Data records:
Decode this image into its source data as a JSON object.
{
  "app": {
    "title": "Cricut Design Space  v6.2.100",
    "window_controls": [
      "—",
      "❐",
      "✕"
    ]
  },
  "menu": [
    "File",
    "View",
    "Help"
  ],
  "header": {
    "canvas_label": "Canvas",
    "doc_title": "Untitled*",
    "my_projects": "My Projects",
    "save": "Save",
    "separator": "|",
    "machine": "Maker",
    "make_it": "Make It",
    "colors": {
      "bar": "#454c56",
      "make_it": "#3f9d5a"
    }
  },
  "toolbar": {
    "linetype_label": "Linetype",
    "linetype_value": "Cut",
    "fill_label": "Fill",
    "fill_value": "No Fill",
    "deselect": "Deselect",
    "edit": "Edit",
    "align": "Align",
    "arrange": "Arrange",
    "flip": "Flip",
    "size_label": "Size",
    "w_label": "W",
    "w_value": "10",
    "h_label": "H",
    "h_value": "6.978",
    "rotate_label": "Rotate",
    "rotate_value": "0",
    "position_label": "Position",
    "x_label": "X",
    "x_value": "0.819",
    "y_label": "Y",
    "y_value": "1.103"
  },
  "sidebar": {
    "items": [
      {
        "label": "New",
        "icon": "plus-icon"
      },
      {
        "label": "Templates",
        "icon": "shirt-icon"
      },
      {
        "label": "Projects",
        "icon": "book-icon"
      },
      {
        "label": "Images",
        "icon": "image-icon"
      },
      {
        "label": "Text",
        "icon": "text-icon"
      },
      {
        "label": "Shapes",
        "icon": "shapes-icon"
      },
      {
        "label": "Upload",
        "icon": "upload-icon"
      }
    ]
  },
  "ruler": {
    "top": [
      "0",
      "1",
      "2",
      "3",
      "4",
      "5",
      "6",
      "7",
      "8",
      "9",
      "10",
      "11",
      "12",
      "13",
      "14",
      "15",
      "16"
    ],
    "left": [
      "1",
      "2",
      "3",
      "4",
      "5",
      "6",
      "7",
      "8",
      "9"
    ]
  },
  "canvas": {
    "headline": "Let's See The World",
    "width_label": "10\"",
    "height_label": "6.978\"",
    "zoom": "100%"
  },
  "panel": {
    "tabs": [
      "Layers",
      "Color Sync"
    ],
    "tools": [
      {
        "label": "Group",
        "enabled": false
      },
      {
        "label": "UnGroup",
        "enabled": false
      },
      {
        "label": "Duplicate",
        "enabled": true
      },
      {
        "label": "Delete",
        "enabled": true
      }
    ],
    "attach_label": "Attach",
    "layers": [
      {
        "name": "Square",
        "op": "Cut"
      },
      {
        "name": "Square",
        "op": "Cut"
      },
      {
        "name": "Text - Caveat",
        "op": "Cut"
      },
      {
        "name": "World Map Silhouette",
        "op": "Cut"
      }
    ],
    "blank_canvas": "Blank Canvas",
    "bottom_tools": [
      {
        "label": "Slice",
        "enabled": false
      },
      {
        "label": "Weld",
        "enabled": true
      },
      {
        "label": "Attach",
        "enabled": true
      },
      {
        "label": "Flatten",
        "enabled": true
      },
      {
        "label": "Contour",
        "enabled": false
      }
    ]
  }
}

**EXERCISE GOAL**
All entries shown above should be printed again exactly.

**COMPLETE ANSWER**
Decode this image into its source data as a JSON object.
{
  "app": {
    "title": "Cricut Design Space  v6.2.100",
    "window_controls": [
      "—",
      "❐",
      "✕"
    ]
  },
  "menu": [
    "File",
    "View",
    "Help"
  ],
  "header": {
    "canvas_label": "Canvas",
    "doc_title": "Untitled*",
    "my_projects": "My Projects",
    "save": "Save",
    "separator": "|",
    "machine": "Maker",
    "make_it": "Make It",
    "colors": {
      "bar": "#454c56",
      "make_it": "#3f9d5a"
    }
  },
  "toolbar": {
    "linetype_label": "Linetype",
    "linetype_value": "Cut",
    "fill_label": "Fill",
    "fill_value": "No Fill",
    "deselect": "Deselect",
    "edit": "Edit",
    "align": "Align",
    "arrange": "Arrange",
    "flip": "Flip",
    "size_label": "Size",
    "w_label": "W",
    "w_value": "10",
    "h_label": "H",
    "h_value": "6.978",
    "rotate_label": "Rotate",
    "rotate_value": "0",
    "position_label": "Position",
    "x_label": "X",
    "x_value": "0.819",
    "y_label": "Y",
    "y_value": "1.103"
  },
  "sidebar": {
    "items": [
      {
        "label": "New",
        "icon": "plus-icon"
      },
      {
        "label": "Templates",
        "icon": "shirt-icon"
      },
      {
        "label": "Projects",
        "icon": "book-icon"
      },
      {
        "label": "Images",
        "icon": "image-icon"
      },
      {
        "label": "Text",
        "icon": "text-icon"
      },
      {
        "label": "Shapes",
        "icon": "shapes-icon"
      },
      {
        "label": "Upload",
        "icon": "upload-icon"
      }
    ]
  },
  "ruler": {
    "top": [
      "0",
      "1",
      "2",
      "3",
      "4",
      "5",
      "6",
      "7",
      "8",
      "9",
      "10",
      "11",
      "12",
      "13",
      "14",
      "15",
      "16"
    ],
    "left": [
      "1",
      "2",
      "3",
      "4",
      "5",
      "6",
      "7",
      "8",
      "9"
    ]
  },
  "canvas": {
    "headline": "Let's See The World",
    "width_label": "10\"",
    "height_label": "6.978\"",
    "zoom": "100%"
  },
  "panel": {
    "tabs": [
      "Layers",
      "Color Sync"
    ],
    "tools": [
      {
        "label": "Group",
        "enabled": false
      },
      {
        "label": "UnGroup",
        "enabled": false
      },
      {
        "label": "Duplicate",
        "enabled": true
      },
      {
        "label": "Delete",
        "enabled": true
      }
    ],
    "attach_label": "Attach",
    "layers": [
      {
        "name": "Square",
        "op": "Cut"
      },
      {
        "name": "Square",
        "op": "Cut"
      },
      {
        "name": "Text - Caveat",
        "op": "Cut"
      },
      {
        "name": "World Map Silhouette",
        "op": "Cut"
      }
    ],
    "blank_canvas": "Blank Canvas",
    "bottom_tools": [
      {
        "label": "Slice",
        "enabled": false
      },
      {
        "label": "Weld",
        "enabled": true
      },
      {
        "label": "Attach",
        "enabled": true
      },
      {
        "label": "Flatten",
        "enabled": true
      },
      {
        "label": "Contour",
        "enabled": false
      }
    ]
  }
}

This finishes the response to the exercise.